TASK TO COMPLETE
Of the lines in these entries, how many contain the string "mean"? Give the number and nothing else.

## Start EXERCISE MATERIALS

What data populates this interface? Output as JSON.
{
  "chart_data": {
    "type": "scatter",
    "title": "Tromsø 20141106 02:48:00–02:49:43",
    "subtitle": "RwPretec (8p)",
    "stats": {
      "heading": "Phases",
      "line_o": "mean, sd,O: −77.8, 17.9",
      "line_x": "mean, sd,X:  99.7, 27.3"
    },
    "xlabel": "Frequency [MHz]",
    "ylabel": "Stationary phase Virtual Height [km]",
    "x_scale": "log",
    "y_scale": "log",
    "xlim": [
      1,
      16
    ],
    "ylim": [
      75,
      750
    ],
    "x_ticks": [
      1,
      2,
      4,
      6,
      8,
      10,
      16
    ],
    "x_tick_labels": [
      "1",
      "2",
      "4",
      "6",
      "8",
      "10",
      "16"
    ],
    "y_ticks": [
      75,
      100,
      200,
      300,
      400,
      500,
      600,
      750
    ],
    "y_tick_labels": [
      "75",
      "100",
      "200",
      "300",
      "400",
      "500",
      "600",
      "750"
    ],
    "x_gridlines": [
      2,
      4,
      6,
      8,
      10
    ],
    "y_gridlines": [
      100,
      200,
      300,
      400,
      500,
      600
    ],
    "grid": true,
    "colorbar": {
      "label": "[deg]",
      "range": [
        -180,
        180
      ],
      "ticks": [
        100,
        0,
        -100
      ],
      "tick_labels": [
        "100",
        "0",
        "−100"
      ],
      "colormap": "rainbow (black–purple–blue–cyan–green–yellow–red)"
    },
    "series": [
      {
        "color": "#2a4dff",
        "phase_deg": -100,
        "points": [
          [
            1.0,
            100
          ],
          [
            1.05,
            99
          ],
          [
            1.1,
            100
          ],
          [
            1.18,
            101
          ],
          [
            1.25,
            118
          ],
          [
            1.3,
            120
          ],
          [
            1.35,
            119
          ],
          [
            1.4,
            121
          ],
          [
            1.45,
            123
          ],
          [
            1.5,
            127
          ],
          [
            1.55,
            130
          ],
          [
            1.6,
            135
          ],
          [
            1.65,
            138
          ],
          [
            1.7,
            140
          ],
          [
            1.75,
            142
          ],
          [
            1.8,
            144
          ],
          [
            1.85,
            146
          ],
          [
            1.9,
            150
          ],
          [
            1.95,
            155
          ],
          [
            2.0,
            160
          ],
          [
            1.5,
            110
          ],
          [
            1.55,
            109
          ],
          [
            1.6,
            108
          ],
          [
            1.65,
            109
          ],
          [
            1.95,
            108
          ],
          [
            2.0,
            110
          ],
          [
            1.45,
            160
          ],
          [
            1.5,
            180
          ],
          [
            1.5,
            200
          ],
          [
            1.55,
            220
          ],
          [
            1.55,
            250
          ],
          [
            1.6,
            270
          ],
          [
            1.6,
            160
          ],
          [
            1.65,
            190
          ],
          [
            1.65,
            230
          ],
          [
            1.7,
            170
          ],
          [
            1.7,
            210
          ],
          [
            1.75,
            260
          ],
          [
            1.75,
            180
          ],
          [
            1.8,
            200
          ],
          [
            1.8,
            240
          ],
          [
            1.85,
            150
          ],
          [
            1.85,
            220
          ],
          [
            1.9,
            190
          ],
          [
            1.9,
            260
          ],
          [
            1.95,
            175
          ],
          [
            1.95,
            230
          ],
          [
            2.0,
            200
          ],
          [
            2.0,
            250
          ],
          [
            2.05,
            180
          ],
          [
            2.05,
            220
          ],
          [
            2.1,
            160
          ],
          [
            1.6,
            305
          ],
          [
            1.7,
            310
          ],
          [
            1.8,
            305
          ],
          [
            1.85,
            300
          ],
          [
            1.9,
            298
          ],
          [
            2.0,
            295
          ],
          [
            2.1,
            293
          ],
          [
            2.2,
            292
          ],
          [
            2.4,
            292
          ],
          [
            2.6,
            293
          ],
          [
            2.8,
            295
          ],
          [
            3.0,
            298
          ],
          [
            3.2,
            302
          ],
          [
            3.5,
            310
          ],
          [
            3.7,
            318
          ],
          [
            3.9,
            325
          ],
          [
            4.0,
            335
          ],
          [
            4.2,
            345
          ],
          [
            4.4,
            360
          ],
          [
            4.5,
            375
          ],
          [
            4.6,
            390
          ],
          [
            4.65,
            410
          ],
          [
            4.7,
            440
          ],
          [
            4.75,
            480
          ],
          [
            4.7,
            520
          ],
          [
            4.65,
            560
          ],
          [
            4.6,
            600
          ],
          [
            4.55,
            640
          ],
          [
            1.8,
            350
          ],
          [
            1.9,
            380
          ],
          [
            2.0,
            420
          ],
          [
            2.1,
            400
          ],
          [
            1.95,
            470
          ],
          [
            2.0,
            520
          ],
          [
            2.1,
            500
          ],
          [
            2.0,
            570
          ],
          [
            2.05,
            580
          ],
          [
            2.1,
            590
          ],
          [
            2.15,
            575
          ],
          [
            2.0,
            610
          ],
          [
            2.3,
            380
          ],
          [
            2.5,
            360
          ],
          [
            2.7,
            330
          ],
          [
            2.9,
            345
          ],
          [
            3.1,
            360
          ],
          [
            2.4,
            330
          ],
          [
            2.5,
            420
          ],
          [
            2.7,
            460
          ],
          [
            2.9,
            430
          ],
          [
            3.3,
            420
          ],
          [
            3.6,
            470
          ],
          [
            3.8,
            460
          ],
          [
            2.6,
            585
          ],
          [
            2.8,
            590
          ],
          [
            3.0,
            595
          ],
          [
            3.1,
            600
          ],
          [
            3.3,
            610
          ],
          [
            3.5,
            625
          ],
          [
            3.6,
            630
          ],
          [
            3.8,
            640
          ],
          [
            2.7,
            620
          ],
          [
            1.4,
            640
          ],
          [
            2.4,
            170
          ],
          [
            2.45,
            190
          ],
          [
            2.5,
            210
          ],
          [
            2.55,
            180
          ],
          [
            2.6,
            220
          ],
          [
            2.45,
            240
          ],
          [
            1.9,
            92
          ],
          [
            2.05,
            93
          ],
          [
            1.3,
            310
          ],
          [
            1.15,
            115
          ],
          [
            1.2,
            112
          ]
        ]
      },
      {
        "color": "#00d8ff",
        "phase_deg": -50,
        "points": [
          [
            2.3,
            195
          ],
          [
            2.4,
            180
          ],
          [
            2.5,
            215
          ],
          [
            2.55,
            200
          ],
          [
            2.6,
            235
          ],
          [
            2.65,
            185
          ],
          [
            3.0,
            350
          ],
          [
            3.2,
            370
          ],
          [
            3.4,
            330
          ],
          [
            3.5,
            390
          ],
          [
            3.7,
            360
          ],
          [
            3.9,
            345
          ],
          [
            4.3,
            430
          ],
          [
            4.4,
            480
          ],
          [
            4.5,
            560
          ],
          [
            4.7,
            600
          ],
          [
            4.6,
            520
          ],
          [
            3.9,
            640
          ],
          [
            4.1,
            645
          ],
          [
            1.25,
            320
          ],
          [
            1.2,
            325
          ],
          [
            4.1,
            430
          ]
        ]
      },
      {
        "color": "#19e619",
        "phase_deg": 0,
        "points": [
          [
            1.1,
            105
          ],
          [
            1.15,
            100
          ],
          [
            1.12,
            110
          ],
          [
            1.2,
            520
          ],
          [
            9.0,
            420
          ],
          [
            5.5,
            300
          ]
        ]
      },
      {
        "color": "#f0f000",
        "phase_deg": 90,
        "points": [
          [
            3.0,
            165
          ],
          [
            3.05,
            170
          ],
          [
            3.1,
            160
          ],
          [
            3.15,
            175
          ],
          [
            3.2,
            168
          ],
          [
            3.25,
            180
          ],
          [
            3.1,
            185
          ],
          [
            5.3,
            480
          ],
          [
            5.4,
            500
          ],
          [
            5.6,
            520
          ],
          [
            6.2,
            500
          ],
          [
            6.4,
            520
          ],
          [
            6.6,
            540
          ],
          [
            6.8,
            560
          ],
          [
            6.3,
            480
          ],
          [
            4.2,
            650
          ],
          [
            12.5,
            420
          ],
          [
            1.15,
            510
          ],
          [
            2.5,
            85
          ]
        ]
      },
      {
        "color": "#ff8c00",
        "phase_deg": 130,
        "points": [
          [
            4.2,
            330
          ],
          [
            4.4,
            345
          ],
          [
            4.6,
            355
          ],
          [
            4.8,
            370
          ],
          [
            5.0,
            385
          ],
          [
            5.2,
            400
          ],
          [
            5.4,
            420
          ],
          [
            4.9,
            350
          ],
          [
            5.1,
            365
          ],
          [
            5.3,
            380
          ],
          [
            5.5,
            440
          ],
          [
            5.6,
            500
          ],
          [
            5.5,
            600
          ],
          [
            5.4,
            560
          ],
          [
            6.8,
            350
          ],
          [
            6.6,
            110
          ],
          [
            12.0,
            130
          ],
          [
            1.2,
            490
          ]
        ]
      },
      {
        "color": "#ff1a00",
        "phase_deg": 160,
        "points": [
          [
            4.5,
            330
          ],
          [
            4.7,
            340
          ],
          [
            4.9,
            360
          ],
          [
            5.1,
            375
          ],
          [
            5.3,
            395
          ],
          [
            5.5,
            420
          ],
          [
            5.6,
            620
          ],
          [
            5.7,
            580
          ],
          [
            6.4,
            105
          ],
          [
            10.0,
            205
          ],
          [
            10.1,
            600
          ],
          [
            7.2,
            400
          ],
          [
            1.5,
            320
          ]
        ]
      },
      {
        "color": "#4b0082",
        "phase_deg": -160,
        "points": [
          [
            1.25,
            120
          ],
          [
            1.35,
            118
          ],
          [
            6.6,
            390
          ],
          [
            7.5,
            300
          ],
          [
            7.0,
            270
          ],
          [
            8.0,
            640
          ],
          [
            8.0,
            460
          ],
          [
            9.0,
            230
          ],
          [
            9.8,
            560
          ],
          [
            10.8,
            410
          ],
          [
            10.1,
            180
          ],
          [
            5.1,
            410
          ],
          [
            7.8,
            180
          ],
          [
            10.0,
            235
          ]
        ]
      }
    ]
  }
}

## End EXERCISE MATERIALS

TASK RESULT
2